──────── Data records ────────
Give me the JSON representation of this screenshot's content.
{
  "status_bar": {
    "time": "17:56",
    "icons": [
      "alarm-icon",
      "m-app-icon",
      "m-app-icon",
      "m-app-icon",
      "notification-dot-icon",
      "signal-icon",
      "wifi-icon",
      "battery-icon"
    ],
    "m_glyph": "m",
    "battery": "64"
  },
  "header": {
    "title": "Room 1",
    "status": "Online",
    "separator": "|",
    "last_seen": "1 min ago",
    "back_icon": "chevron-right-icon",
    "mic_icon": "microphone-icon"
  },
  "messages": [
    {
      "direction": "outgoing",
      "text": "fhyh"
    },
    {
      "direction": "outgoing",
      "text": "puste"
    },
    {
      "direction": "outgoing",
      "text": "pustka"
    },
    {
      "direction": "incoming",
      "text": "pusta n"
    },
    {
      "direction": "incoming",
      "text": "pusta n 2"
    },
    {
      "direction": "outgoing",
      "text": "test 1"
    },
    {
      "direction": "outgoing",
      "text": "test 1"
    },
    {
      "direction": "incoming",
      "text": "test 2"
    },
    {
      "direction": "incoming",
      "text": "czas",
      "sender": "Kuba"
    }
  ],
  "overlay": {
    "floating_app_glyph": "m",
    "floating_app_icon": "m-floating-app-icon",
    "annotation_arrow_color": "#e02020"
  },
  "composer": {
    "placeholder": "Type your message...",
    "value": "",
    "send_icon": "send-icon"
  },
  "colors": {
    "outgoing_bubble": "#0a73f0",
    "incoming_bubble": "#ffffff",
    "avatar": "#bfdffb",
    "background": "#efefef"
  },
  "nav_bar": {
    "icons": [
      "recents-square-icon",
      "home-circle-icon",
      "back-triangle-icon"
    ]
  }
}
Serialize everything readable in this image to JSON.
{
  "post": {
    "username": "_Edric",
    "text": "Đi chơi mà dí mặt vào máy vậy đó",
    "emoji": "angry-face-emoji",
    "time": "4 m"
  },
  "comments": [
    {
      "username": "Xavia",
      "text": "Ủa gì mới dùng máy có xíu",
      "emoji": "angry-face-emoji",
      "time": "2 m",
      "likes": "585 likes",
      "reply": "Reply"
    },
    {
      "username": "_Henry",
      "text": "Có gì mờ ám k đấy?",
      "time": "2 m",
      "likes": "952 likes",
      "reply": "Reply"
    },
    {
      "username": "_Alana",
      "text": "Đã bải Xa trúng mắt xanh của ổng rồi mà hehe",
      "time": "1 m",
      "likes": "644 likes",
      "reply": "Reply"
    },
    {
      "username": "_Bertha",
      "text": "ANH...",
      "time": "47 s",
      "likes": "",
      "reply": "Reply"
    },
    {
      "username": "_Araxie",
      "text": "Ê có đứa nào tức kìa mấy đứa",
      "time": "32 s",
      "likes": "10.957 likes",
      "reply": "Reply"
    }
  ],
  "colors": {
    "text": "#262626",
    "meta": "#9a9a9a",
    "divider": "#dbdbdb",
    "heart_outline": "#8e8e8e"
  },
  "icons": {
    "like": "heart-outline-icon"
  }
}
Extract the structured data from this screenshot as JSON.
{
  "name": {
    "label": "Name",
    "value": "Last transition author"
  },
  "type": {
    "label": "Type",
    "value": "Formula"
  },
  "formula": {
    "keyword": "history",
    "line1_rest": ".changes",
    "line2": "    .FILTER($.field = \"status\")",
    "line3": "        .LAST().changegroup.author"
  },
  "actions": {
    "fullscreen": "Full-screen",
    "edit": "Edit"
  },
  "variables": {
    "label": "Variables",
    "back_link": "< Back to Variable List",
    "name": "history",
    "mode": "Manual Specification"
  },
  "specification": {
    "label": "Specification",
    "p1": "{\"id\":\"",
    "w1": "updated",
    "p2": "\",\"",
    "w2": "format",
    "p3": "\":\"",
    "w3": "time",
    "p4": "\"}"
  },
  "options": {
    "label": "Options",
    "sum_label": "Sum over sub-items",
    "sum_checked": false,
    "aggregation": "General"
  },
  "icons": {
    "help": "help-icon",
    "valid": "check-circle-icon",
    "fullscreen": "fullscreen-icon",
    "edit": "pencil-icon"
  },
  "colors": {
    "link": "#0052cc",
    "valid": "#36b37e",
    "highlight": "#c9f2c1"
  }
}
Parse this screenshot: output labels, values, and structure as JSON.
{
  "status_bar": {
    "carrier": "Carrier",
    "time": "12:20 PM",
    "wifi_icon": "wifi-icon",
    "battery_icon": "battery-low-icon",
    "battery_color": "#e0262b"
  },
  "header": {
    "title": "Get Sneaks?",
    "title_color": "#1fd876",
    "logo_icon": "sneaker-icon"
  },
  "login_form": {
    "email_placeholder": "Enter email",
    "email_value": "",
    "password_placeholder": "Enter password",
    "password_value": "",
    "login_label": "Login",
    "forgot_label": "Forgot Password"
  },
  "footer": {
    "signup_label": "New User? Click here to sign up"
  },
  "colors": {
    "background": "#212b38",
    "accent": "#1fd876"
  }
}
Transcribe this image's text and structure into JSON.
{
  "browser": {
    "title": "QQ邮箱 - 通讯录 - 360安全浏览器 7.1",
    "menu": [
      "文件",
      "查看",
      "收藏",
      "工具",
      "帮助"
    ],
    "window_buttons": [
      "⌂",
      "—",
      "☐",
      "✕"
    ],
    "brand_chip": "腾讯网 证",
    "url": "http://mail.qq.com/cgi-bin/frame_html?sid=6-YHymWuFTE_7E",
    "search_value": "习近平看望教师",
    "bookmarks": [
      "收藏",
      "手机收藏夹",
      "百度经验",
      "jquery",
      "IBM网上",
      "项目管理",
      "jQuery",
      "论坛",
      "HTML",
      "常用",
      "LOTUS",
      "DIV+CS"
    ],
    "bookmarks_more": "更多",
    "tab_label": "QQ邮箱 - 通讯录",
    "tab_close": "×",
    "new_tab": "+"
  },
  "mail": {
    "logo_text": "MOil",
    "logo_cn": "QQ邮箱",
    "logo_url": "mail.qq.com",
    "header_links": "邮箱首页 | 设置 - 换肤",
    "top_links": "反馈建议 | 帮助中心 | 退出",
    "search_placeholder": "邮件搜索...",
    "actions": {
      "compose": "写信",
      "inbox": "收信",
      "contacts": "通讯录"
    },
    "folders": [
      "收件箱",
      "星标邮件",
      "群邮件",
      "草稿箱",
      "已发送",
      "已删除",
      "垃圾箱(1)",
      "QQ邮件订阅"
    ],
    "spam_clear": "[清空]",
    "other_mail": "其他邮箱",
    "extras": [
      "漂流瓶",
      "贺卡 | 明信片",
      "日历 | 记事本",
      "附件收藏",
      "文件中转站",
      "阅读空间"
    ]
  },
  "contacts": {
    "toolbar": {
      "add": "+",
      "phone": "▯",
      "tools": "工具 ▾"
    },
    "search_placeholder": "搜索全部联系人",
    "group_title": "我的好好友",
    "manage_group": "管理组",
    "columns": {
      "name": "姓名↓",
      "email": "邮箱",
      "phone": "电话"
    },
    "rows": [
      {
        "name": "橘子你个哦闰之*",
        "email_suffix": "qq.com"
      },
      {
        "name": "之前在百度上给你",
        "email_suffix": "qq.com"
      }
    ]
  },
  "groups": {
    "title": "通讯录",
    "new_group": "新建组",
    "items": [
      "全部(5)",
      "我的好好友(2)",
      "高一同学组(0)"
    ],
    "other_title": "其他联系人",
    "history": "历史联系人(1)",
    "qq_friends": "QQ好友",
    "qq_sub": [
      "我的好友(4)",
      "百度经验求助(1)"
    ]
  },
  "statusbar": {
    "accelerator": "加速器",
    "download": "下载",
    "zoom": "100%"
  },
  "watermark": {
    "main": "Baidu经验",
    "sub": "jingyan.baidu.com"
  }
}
────────
- [Task prompt] Quote the whole listing above, leaving nothing out.

- [Answer for this exercise]
Give me the JSON representation of this screenshot's content.
{
  "status_bar": {
    "time": "17:56",
    "icons": [
      "alarm-icon",
      "m-app-icon",
      "m-app-icon",
      "m-app-icon",
      "notification-dot-icon",
      "signal-icon",
      "wifi-icon",
      "battery-icon"
    ],
    "m_glyph": "m",
    "battery": "64"
  },
  "header": {
    "title": "Room 1",
    "status": "Online",
    "separator": "|",
    "last_seen": "1 min ago",
    "back_icon": "chevron-right-icon",
    "mic_icon": "microphone-icon"
  },
  "messages": [
    {
      "direction": "outgoing",
      "text": "fhyh"
    },
    {
      "direction": "outgoing",
      "text": "puste"
    },
    {
      "direction": "outgoing",
      "text": "pustka"
    },
    {
      "direction": "incoming",
      "text": "pusta n"
    },
    {
      "direction": "incoming",
      "text": "pusta n 2"
    },
    {
      "direction": "outgoing",
      "text": "test 1"
    },
    {
      "direction": "outgoing",
      "text": "test 1"
    },
    {
      "direction": "incoming",
      "text": "test 2"
    },
    {
      "direction": "incoming",
      "text": "czas",
      "sender": "Kuba"
    }
  ],
  "overlay": {
    "floating_app_glyph": "m",
    "floating_app_icon": "m-floating-app-icon",
    "annotation_arrow_color": "#e02020"
  },
  "composer": {
    "placeholder": "Type your message...",
    "value": "",
    "send_icon": "send-icon"
  },
  "colors": {
    "outgoing_bubble": "#0a73f0",
    "incoming_bubble": "#ffffff",
    "avatar": "#bfdffb",
    "background": "#efefef"
  },
  "nav_bar": {
    "icons": [
      "recents-square-icon",
      "home-circle-icon",
      "back-triangle-icon"
    ]
  }
}
Serialize everything readable in this image to JSON.
{
  "post": {
    "username": "_Edric",
    "text": "Đi chơi mà dí mặt vào máy vậy đó",
    "emoji": "angry-face-emoji",
    "time": "4 m"
  },
  "comments": [
    {
      "username": "Xavia",
      "text": "Ủa gì mới dùng máy có xíu",
      "emoji": "angry-face-emoji",
      "time": "2 m",
      "likes": "585 likes",
      "reply": "Reply"
    },
    {
      "username": "_Henry",
      "text": "Có gì mờ ám k đấy?",
      "time": "2 m",
      "likes": "952 likes",
      "reply": "Reply"
    },
    {
      "username": "_Alana",
      "text": "Đã bải Xa trúng mắt xanh của ổng rồi mà hehe",
      "time": "1 m",
      "likes": "644 likes",
      "reply": "Reply"
    },
    {
      "username": "_Bertha",
      "text": "ANH...",
      "time": "47 s",
      "likes": "",
      "reply": "Reply"
    },
    {
      "username": "_Araxie",
      "text": "Ê có đứa nào tức kìa mấy đứa",
      "time": "32 s",
      "likes": "10.957 likes",
      "reply": "Reply"
    }
  ],
  "colors": {
    "text": "#262626",
    "meta": "#9a9a9a",
    "divider": "#dbdbdb",
    "heart_outline": "#8e8e8e"
  },
  "icons": {
    "like": "heart-outline-icon"
  }
}
Extract the structured data from this screenshot as JSON.
{
  "name": {
    "label": "Name",
    "value": "Last transition author"
  },
  "type": {
    "label": "Type",
    "value": "Formula"
  },
  "formula": {
    "keyword": "history",
    "line1_rest": ".changes",
    "line2": "    .FILTER($.field = \"status\")",
    "line3": "        .LAST().changegroup.author"
  },
  "actions": {
    "fullscreen": "Full-screen",
    "edit": "Edit"
  },
  "variables": {
    "label": "Variables",
    "back_link": "< Back to Variable List",
    "name": "history",
    "mode": "Manual Specification"
  },
  "specification": {
    "label": "Specification",
    "p1": "{\"id\":\"",
    "w1": "updated",
    "p2": "\",\"",
    "w2": "format",
    "p3": "\":\"",
    "w3": "time",
    "p4": "\"}"
  },
  "options": {
    "label": "Options",
    "sum_label": "Sum over sub-items",
    "sum_checked": false,
    "aggregation": "General"
  },
  "icons": {
    "help": "help-icon",
    "valid": "check-circle-icon",
    "fullscreen": "fullscreen-icon",
    "edit": "pencil-icon"
  },
  "colors": {
    "link": "#0052cc",
    "valid": "#36b37e",
    "highlight": "#c9f2c1"
  }
}
Parse this screenshot: output labels, values, and structure as JSON.
{
  "status_bar": {
    "carrier": "Carrier",
    "time": "12:20 PM",
    "wifi_icon": "wifi-icon",
    "battery_icon": "battery-low-icon",
    "battery_color": "#e0262b"
  },
  "header": {
    "title": "Get Sneaks?",
    "title_color": "#1fd876",
    "logo_icon": "sneaker-icon"
  },
  "login_form": {
    "email_placeholder": "Enter email",
    "email_value": "",
    "password_placeholder": "Enter password",
    "password_value": "",
    "login_label": "Login",
    "forgot_label": "Forgot Password"
  },
  "footer": {
    "signup_label": "New User? Click here to sign up"
  },
  "colors": {
    "background": "#212b38",
    "accent": "#1fd876"
  }
}
Transcribe this image's text and structure into JSON.
{
  "browser": {
    "title": "QQ邮箱 - 通讯录 - 360安全浏览器 7.1",
    "menu": [
      "文件",
      "查看",
      "收藏",
      "工具",
      "帮助"
    ],
    "window_buttons": [
      "⌂",
      "—",
      "☐",
      "✕"
    ],
    "brand_chip": "腾讯网 证",
    "url": "http://mail.qq.com/cgi-bin/frame_html?sid=6-YHymWuFTE_7E",
    "search_value": "习近平看望教师",
    "bookmarks": [
      "收藏",
      "手机收藏夹",
      "百度经验",
      "jquery",
      "IBM网上",
      "项目管理",
      "jQuery",
      "论坛",
      "HTML",
      "常用",
      "LOTUS",
      "DIV+CS"
    ],
    "bookmarks_more": "更多",
    "tab_label": "QQ邮箱 - 通讯录",
    "tab_close": "×",
    "new_tab": "+"
  },
  "mail": {
    "logo_text": "MOil",
    "logo_cn": "QQ邮箱",
    "logo_url": "mail.qq.com",
    "header_links": "邮箱首页 | 设置 - 换肤",
    "top_links": "反馈建议 | 帮助中心 | 退出",
    "search_placeholder": "邮件搜索...",
    "actions": {
      "compose": "写信",
      "inbox": "收信",
      "contacts": "通讯录"
    },
    "folders": [
      "收件箱",
      "星标邮件",
      "群邮件",
      "草稿箱",
      "已发送",
      "已删除",
      "垃圾箱(1)",
      "QQ邮件订阅"
    ],
    "spam_clear": "[清空]",
    "other_mail": "其他邮箱",
    "extras": [
      "漂流瓶",
      "贺卡 | 明信片",
      "日历 | 记事本",
      "附件收藏",
      "文件中转站",
      "阅读空间"
    ]
  },
  "contacts": {
    "toolbar": {
      "add": "+",
      "phone": "▯",
      "tools": "工具 ▾"
    },
    "search_placeholder": "搜索全部联系人",
    "group_title": "我的好好友",
    "manage_group": "管理组",
    "columns": {
      "name": "姓名↓",
      "email": "邮箱",
      "phone": "电话"
    },
    "rows": [
      {
        "name": "橘子你个哦闰之*",
        "email_suffix": "qq.com"
      },
      {
        "name": "之前在百度上给你",
        "email_suffix": "qq.com"
      }
    ]
  },
  "groups": {
    "title": "通讯录",
    "new_group": "新建组",
    "items": [
      "全部(5)",
      "我的好好友(2)",
      "高一同学组(0)"
    ],
    "other_title": "其他联系人",
    "history": "历史联系人(1)",
    "qq_friends": "QQ好友",
    "qq_sub": [
      "我的好友(4)",
      "百度经验求助(1)"
    ]
  },
  "statusbar": {
    "accelerator": "加速器",
    "download": "下载",
    "zoom": "100%"
  },
  "watermark": {
    "main": "Baidu经验",
    "sub": "jingyan.baidu.com"
  }
}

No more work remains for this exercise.